───── RECORDS FOR THE EXERCISE

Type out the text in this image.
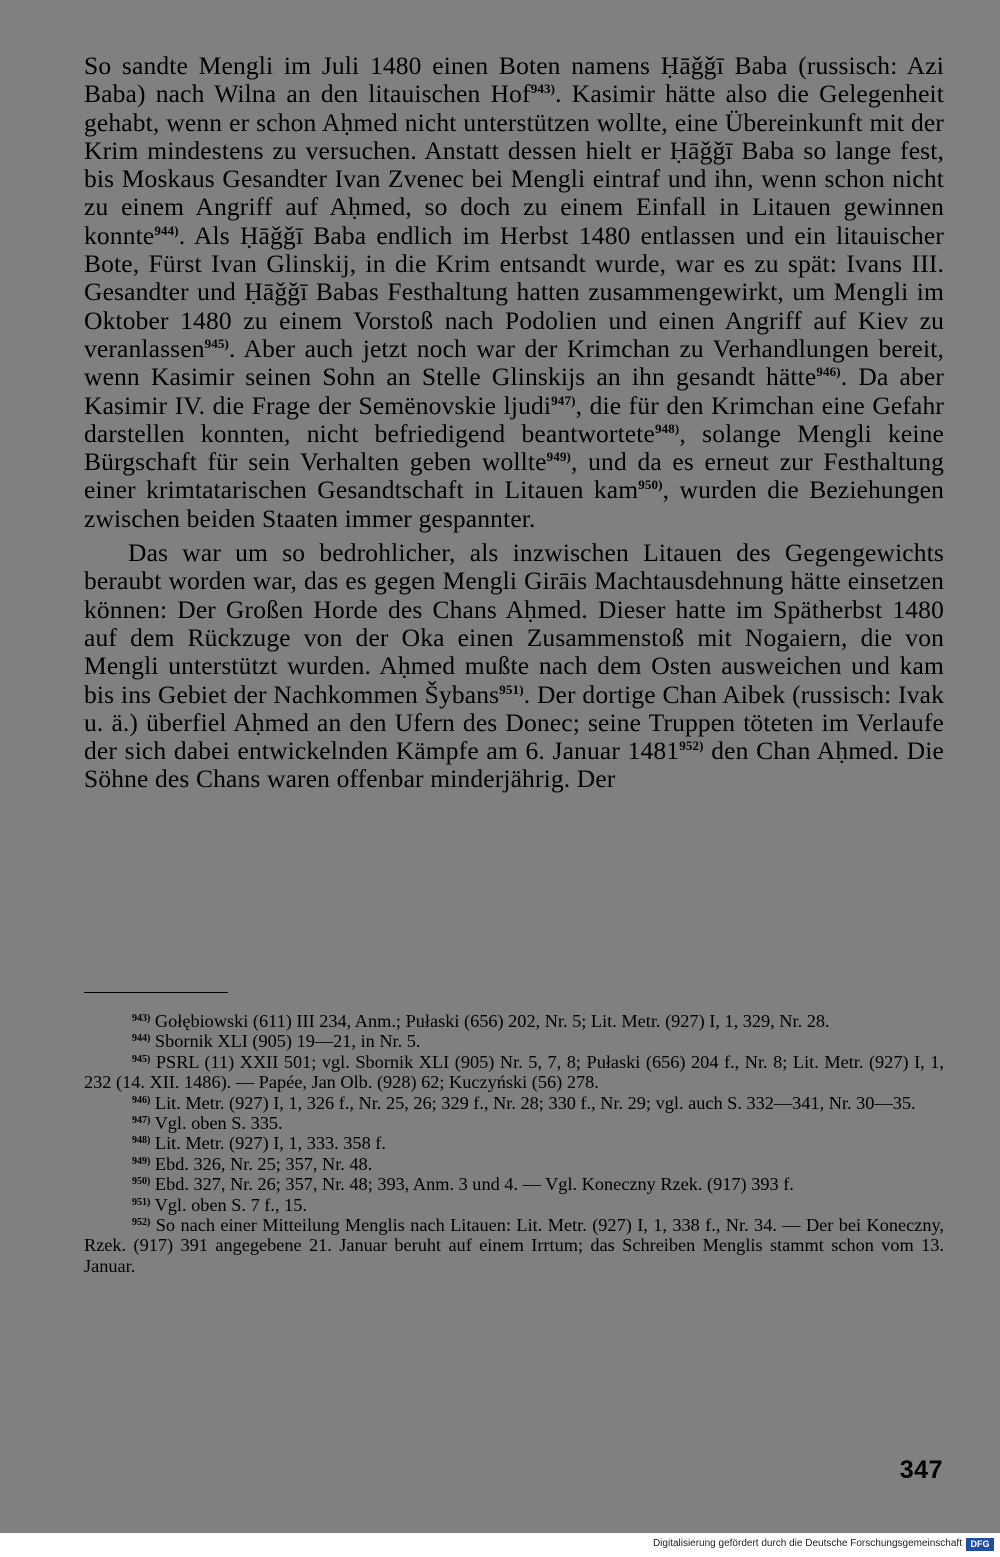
So sandte Mengli im Juli 1480 einen Boten namens Ḥāǧǧī Baba (russisch: Azi Baba) nach Wilna an den litauischen Hof$^{943)}$. Kasimir hätte also die Gelegenheit gehabt, wenn er schon Aḥmed nicht unterstützen wollte, eine Übereinkunft mit der Krim mindestens zu versuchen. Anstatt dessen hielt er Ḥāǧǧī Baba so lange fest, bis Moskaus Gesandter Ivan Zvenec bei Mengli eintraf und ihn, wenn schon nicht zu einem Angriff auf Aḥmed, so doch zu einem Einfall in Litauen gewinnen konnte$^{944)}$. Als Ḥāǧǧī Baba endlich im Herbst 1480 entlassen und ein litauischer Bote, Fürst Ivan Glinskij, in die Krim entsandt wurde, war es zu spät: Ivans III. Gesandter und Ḥāǧǧī Babas Festhaltung hatten zusammengewirkt, um Mengli im Oktober 1480 zu einem Vorstoß nach Podolien und einen Angriff auf Kiev zu veranlassen$^{945)}$. Aber auch jetzt noch war der Krimchan zu Verhandlungen bereit, wenn Kasimir seinen Sohn an Stelle Glinskijs an ihn gesandt hätte$^{946)}$. Da aber Kasimir IV. die Frage der Semënovskie ljudi$^{947)}$, die für den Krimchan eine Gefahr darstellen konnten, nicht befriedigend beantwortete$^{948)}$, solange Mengli keine Bürgschaft für sein Verhalten geben wollte$^{949)}$, und da es erneut zur Festhaltung einer krimtatarischen Gesandtschaft in Litauen kam$^{950)}$, wurden die Beziehungen zwischen beiden Staaten immer gespannter.

Das war um so bedrohlicher, als inzwischen Litauen des Gegengewichts beraubt worden war, das es gegen Mengli Girāis Machtausdehnung hätte einsetzen können: Der Großen Horde des Chans Aḥmed. Dieser hatte im Spätherbst 1480 auf dem Rückzuge von der Oka einen Zusammenstoß mit Nogaiern, die von Mengli unterstützt wurden. Aḥmed mußte nach dem Osten ausweichen und kam bis ins Gebiet der Nachkommen Šybans$^{951)}$. Der dortige Chan Aibek (russisch: Ivak u. ä.) überfiel Aḥmed an den Ufern des Donec; seine Truppen töteten im Verlaufe der sich dabei entwickelnden Kämpfe am 6. Januar 1481$^{952)}$ den Chan Aḥmed. Die Söhne des Chans waren offenbar minderjährig. Der

$^{943)}$ Gołębiowski (611) III 234, Anm.; Pułaski (656) 202, Nr. 5; Lit. Metr. (927) I, 1, 329, Nr. 28.

$^{944)}$ Sbornik XLI (905) 19—21, in Nr. 5.

$^{945)}$ PSRL (11) XXII 501; vgl. Sbornik XLI (905) Nr. 5, 7, 8; Pułaski (656) 204 f., Nr. 8; Lit. Metr. (927) I, 1, 232 (14. XII. 1486). — Papée, Jan Olb. (928) 62; Kuczyński (56) 278.

$^{946)}$ Lit. Metr. (927) I, 1, 326 f., Nr. 25, 26; 329 f., Nr. 28; 330 f., Nr. 29; vgl. auch S. 332—341, Nr. 30—35.

$^{947)}$ Vgl. oben S. 335.

$^{948)}$ Lit. Metr. (927) I, 1, 333. 358 f.

$^{949)}$ Ebd. 326, Nr. 25; 357, Nr. 48.

$^{950)}$ Ebd. 327, Nr. 26; 357, Nr. 48; 393, Anm. 3 und 4. — Vgl. Koneczny Rzek. (917) 393 f.

$^{951)}$ Vgl. oben S. 7 f., 15.

$^{952)}$ So nach einer Mitteilung Menglis nach Litauen: Lit. Metr. (927) I, 1, 338 f., Nr. 34. — Der bei Koneczny, Rzek. (917) 391 angegebene 21. Januar beruht auf einem Irrtum; das Schreiben Menglis stammt schon vom 13. Januar.

347
Digitalisierung gefördert durch die Deutsche Forschungsgemeinschaft DFG
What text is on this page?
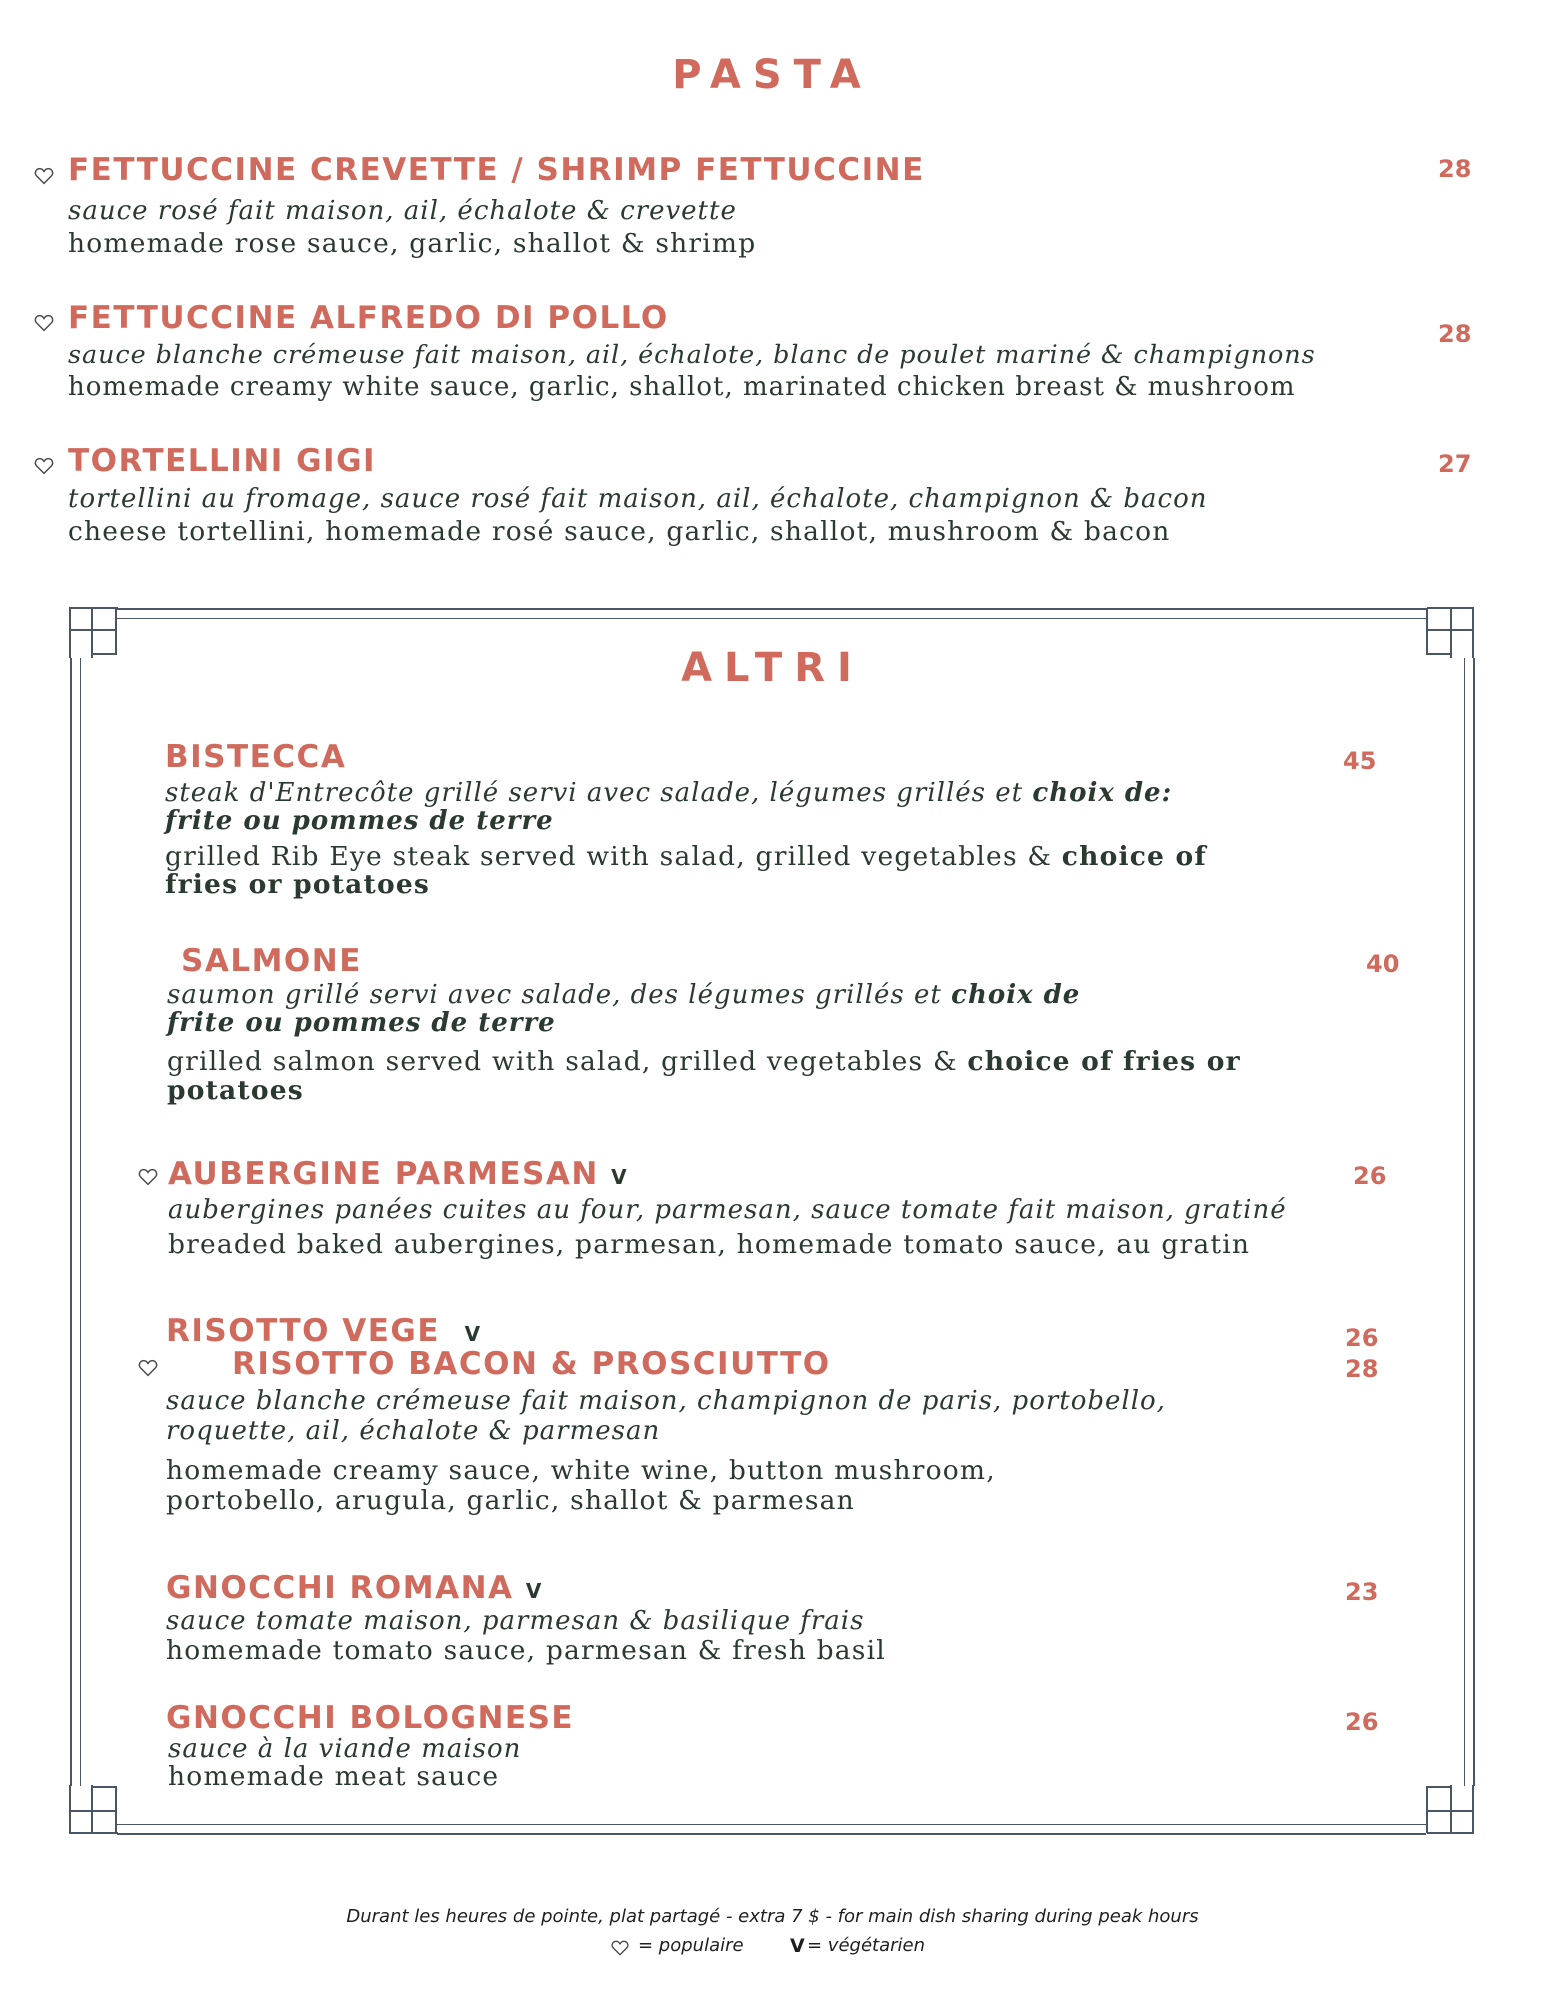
PASTA
FETTUCCINE CREVETTE / SHRIMP FETTUCCINE	28
sauce rosé fait maison, ail, échalote & crevette
homemade rose sauce, garlic, shallot & shrimp
FETTUCCINE ALFREDO DI POLLO	28
sauce blanche crémeuse fait maison, ail, échalote, blanc de poulet mariné & champignons
homemade creamy white sauce, garlic, shallot, marinated chicken breast & mushroom
TORTELLINI GIGI	27
tortellini au fromage, sauce rosé fait maison, ail, échalote, champignon & bacon
cheese tortellini, homemade rosé sauce, garlic, shallot, mushroom & bacon
ALTRI
BISTECCA	45
steak d'Entrecôte grillé servi avec salade, légumes grillés et choix de:
frite ou pommes de terre
grilled Rib Eye steak served with salad, grilled vegetables & choice of
fries or potatoes
SALMONE	40
saumon grillé servi avec salade, des légumes grillés et choix de
frite ou pommes de terre
grilled salmon served with salad, grilled vegetables & choice of fries or
potatoes
AUBERGINE PARMESAN V	26
aubergines panées cuites au four, parmesan, sauce tomate fait maison, gratiné
breaded baked aubergines, parmesan, homemade tomato sauce, au gratin
RISOTTO VEGE V	26
RISOTTO BACON & PROSCIUTTO	28
sauce blanche crémeuse fait maison, champignon de paris, portobello,
roquette, ail, échalote & parmesan
homemade creamy sauce, white wine, button mushroom,
portobello, arugula, garlic, shallot & parmesan
GNOCCHI ROMANA V	23
sauce tomate maison, parmesan & basilique frais
homemade tomato sauce, parmesan & fresh basil
GNOCCHI BOLOGNESE	26
sauce à la viande maison
homemade meat sauce
Durant les heures de pointe, plat partagé - extra 7 $ - for main dish sharing during peak hours
= populaire V = végétarien
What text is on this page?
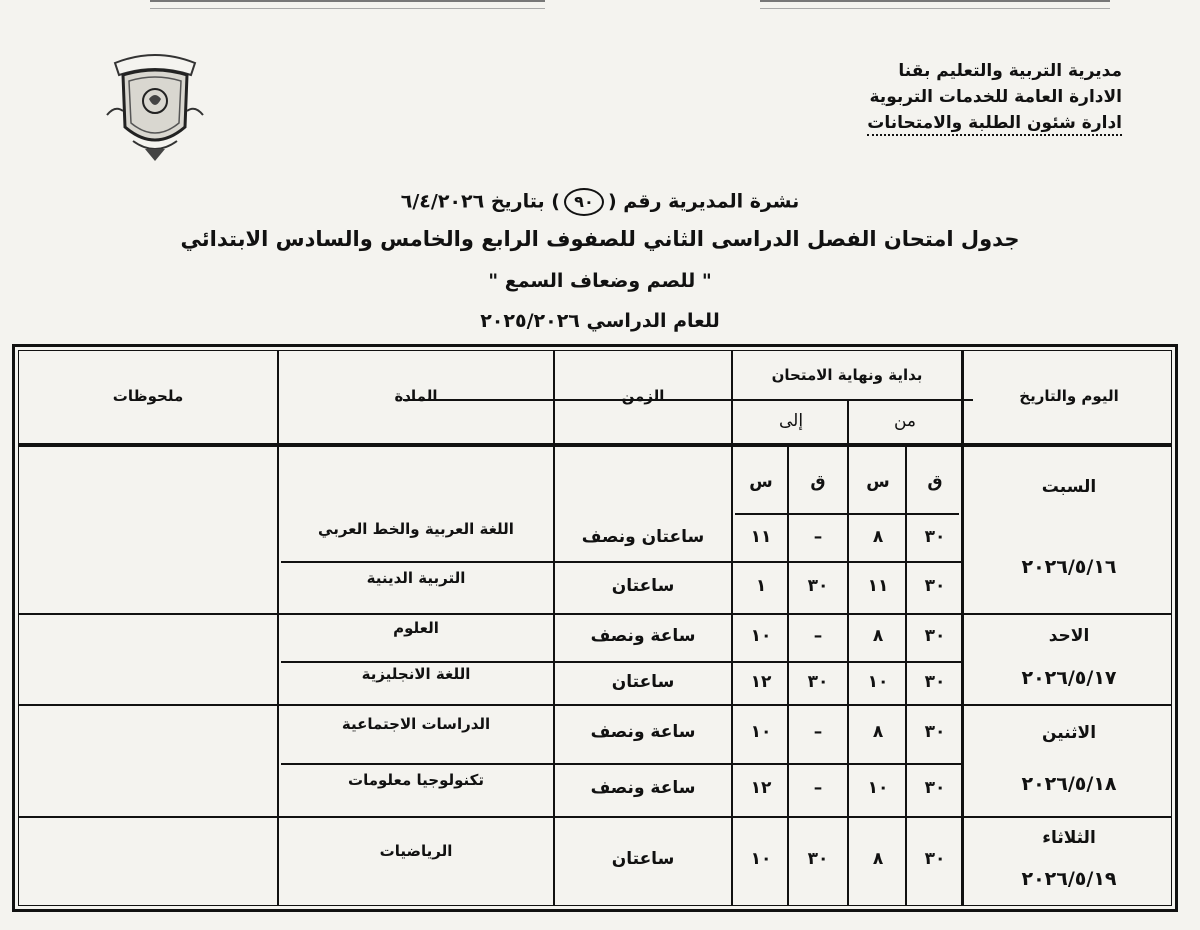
مديرية التربية والتعليم بقنا
الادارة العامة للخدمات التربوية
ادارة شئون الطلبة والامتحانات
نشرة المديرية رقم (٩٠) بتاريخ ٦/٤/٢٠٢٦
جدول امتحان الفصل الدراسى الثاني للصفوف الرابع والخامس والسادس الابتدائي
" للصم وضعاف السمع "
للعام الدراسي ٢٠٢٥/٢٠٢٦
اليوم والتاريخ
بداية ونهاية الامتحان
من
إلى
الزمن
المادة
ملحوظات
ق
س
ق
س	السبت
٢٠٢٦/٥/١٦
٣٠
٨
–
١١
ساعتان ونصف
اللغة العربية والخط العربي
٣٠
١١
٣٠
١
ساعتان
التربية الدينية
الاحد
٢٠٢٦/٥/١٧
٣٠
٨
–
١٠
ساعة ونصف
العلوم
٣٠
١٠
٣٠
١٢
ساعتان
اللغة الانجليزية
الاثنين
٢٠٢٦/٥/١٨
٣٠
٨
–
١٠
ساعة ونصف
الدراسات الاجتماعية
٣٠
١٠
–
١٢
ساعة ونصف
تكنولوجيا معلومات
الثلاثاء
٢٠٢٦/٥/١٩
٣٠
٨
٣٠
١٠
ساعتان
الرياضيات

──────────

In the records above, locate every line with the string "RISOTTO" and copy it.

:: TASK OUTPUT ::
RISOTTO VEGE V	26
RISOTTO BACON & PROSCIUTTO	28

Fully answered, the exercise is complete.